Data excerpts:
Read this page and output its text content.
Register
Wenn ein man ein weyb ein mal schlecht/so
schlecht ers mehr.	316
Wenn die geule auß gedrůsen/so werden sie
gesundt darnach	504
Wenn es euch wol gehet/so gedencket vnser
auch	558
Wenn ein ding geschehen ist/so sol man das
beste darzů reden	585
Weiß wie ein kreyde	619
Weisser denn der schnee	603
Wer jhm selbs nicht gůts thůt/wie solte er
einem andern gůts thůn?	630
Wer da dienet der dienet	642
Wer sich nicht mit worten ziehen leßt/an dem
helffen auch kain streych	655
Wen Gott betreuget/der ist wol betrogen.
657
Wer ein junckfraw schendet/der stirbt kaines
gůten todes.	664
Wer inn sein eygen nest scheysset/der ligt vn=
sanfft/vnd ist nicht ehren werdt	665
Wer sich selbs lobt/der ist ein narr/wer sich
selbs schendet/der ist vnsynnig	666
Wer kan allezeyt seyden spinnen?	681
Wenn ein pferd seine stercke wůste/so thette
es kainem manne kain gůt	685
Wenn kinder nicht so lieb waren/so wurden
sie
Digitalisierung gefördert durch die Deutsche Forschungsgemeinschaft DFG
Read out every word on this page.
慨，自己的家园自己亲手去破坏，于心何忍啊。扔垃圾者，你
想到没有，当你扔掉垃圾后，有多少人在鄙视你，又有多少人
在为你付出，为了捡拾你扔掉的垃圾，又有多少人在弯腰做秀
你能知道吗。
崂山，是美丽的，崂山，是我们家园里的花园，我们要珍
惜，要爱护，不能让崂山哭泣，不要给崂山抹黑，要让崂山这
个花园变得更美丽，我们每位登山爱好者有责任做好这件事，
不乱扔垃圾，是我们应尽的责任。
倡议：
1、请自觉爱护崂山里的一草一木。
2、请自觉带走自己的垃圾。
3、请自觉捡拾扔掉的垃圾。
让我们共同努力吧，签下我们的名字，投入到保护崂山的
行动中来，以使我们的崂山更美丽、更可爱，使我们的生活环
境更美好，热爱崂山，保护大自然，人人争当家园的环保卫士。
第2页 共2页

EXERCISE: Copy down the whole of the data above, matching it exactly.

RESPONSE BELOW:
Read this page and output its text content.
Register
Wenn ein man ein weyb ein mal schlecht/so
schlecht ers mehr.	316
Wenn die geule auß gedrůsen/so werden sie
gesundt darnach	504
Wenn es euch wol gehet/so gedencket vnser
auch	558
Wenn ein ding geschehen ist/so sol man das
beste darzů reden	585
Weiß wie ein kreyde	619
Weisser denn der schnee	603
Wer jhm selbs nicht gůts thůt/wie solte er
einem andern gůts thůn?	630
Wer da dienet der dienet	642
Wer sich nicht mit worten ziehen leßt/an dem
helffen auch kain streych	655
Wen Gott betreuget/der ist wol betrogen.
657
Wer ein junckfraw schendet/der stirbt kaines
gůten todes.	664
Wer inn sein eygen nest scheysset/der ligt vn=
sanfft/vnd ist nicht ehren werdt	665
Wer sich selbs lobt/der ist ein narr/wer sich
selbs schendet/der ist vnsynnig	666
Wer kan allezeyt seyden spinnen?	681
Wenn ein pferd seine stercke wůste/so thette
es kainem manne kain gůt	685
Wenn kinder nicht so lieb waren/so wurden
sie
Digitalisierung gefördert durch die Deutsche Forschungsgemeinschaft DFG
Read out every word on this page.
慨，自己的家园自己亲手去破坏，于心何忍啊。扔垃圾者，你
想到没有，当你扔掉垃圾后，有多少人在鄙视你，又有多少人
在为你付出，为了捡拾你扔掉的垃圾，又有多少人在弯腰做秀
你能知道吗。
崂山，是美丽的，崂山，是我们家园里的花园，我们要珍
惜，要爱护，不能让崂山哭泣，不要给崂山抹黑，要让崂山这
个花园变得更美丽，我们每位登山爱好者有责任做好这件事，
不乱扔垃圾，是我们应尽的责任。
倡议：
1、请自觉爱护崂山里的一草一木。
2、请自觉带走自己的垃圾。
3、请自觉捡拾扔掉的垃圾。
让我们共同努力吧，签下我们的名字，投入到保护崂山的
行动中来，以使我们的崂山更美丽、更可爱，使我们的生活环
境更美好，热爱崂山，保护大自然，人人争当家园的环保卫士。
第2页 共2页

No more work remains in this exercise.